Task requirements
Return the lines where the word "ISDB" occurs.

Stored records

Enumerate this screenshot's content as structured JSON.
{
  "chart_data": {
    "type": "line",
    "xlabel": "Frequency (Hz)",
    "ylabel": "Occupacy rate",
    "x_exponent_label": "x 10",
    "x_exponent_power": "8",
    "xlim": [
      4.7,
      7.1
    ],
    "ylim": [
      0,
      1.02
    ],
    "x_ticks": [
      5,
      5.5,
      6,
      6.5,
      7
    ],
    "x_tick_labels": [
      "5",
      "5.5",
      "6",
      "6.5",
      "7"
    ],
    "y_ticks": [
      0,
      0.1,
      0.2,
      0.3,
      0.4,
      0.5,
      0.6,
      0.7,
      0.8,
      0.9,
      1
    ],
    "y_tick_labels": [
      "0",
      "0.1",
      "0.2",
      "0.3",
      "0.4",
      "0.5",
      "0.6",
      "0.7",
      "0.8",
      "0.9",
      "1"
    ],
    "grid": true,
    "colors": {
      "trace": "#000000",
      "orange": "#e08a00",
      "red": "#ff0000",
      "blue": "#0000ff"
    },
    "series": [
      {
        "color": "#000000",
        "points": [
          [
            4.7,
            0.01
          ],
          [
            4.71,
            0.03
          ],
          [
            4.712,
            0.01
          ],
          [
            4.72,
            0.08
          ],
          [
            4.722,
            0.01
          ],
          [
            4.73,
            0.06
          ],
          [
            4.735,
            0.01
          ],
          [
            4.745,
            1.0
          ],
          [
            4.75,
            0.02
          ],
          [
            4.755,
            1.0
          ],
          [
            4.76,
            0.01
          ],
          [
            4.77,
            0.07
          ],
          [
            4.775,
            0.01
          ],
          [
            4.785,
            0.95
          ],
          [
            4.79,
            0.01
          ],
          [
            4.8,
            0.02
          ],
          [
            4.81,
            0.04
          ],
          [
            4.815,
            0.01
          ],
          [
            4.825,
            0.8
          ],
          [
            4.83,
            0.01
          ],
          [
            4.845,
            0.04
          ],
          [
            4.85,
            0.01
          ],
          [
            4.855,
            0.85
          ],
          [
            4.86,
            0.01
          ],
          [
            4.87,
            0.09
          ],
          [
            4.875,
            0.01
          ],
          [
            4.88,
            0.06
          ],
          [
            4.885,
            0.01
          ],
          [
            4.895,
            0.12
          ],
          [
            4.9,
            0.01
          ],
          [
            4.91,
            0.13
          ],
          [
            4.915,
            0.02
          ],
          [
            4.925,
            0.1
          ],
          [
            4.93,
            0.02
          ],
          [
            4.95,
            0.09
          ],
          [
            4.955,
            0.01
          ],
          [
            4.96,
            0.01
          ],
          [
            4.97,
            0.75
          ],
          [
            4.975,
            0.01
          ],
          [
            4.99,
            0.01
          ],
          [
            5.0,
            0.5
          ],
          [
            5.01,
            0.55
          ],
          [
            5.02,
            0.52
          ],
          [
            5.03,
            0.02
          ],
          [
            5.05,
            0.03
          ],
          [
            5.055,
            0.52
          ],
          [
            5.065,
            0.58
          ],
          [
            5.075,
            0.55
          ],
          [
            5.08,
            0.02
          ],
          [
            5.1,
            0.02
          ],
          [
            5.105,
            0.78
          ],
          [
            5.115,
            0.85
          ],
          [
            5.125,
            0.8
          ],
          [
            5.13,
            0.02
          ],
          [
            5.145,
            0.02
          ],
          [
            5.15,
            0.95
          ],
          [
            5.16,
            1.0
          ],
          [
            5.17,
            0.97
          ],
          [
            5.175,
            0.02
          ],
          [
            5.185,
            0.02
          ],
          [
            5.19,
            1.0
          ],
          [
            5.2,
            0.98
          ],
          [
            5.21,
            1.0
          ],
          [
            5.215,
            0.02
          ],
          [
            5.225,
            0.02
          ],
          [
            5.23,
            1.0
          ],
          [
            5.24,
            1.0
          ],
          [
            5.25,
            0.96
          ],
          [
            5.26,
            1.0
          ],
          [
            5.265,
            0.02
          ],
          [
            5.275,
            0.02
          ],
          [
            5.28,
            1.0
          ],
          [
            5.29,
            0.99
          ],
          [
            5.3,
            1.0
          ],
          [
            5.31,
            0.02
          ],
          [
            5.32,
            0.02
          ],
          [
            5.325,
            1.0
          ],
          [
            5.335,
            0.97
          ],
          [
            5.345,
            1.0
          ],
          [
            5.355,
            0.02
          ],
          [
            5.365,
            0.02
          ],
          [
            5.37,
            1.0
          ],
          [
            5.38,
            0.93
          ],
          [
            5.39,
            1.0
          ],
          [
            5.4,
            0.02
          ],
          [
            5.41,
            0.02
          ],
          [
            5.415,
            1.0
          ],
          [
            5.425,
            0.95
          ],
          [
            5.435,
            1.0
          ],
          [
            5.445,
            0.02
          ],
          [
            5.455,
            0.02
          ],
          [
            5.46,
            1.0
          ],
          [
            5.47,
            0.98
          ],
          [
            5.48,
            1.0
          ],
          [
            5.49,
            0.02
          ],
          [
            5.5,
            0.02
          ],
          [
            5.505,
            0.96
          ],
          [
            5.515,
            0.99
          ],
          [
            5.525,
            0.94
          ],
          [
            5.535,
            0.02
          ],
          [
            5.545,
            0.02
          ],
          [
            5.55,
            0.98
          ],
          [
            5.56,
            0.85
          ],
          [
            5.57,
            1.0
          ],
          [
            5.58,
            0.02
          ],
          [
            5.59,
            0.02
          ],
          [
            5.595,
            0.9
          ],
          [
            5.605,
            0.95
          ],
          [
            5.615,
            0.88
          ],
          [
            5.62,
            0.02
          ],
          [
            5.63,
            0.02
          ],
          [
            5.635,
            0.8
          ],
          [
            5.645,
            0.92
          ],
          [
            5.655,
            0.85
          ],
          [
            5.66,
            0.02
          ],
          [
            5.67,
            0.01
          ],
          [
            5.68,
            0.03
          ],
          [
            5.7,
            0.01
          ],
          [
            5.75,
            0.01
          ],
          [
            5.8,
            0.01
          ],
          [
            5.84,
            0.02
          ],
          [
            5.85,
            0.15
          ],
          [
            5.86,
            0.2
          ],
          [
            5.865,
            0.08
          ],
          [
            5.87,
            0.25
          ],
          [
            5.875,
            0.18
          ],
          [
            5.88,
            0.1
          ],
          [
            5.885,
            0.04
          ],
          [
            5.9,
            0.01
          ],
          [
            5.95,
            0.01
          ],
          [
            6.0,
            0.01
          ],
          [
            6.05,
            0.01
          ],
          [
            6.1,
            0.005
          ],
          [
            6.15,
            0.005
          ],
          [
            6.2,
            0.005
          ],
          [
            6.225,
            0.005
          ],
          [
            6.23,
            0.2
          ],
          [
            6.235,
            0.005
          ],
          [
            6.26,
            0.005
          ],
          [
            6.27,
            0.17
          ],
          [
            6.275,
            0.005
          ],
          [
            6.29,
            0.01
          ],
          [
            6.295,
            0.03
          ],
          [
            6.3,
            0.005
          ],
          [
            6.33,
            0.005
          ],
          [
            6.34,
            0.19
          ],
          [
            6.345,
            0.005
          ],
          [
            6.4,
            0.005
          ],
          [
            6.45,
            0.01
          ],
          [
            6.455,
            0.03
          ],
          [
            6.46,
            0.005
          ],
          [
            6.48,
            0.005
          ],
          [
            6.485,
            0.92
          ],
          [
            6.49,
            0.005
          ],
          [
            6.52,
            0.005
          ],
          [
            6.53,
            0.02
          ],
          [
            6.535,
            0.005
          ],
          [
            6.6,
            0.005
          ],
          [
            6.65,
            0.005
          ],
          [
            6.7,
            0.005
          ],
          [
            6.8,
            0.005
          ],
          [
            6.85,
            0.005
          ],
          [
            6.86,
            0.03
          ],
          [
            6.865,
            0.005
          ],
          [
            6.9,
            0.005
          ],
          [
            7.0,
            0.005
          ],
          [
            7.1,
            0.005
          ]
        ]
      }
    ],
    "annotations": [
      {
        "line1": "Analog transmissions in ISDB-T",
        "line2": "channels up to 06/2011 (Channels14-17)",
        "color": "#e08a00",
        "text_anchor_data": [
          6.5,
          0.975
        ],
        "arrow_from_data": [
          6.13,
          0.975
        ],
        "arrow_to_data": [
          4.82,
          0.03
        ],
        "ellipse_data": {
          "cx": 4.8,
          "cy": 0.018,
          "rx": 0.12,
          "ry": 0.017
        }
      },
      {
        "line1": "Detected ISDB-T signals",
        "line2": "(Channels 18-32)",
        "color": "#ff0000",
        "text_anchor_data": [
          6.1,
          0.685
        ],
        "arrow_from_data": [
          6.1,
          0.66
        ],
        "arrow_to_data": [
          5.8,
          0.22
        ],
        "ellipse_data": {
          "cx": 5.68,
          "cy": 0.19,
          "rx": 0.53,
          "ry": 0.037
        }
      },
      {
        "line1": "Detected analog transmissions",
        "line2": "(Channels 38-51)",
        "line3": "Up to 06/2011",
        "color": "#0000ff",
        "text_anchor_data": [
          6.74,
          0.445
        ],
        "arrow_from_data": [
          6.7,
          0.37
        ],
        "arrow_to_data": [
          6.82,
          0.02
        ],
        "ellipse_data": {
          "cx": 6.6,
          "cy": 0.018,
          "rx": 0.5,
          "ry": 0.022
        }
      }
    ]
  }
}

Output below
        "line1": "Analog transmissions in ISDB-T",
        "line1": "Detected ISDB-T signals",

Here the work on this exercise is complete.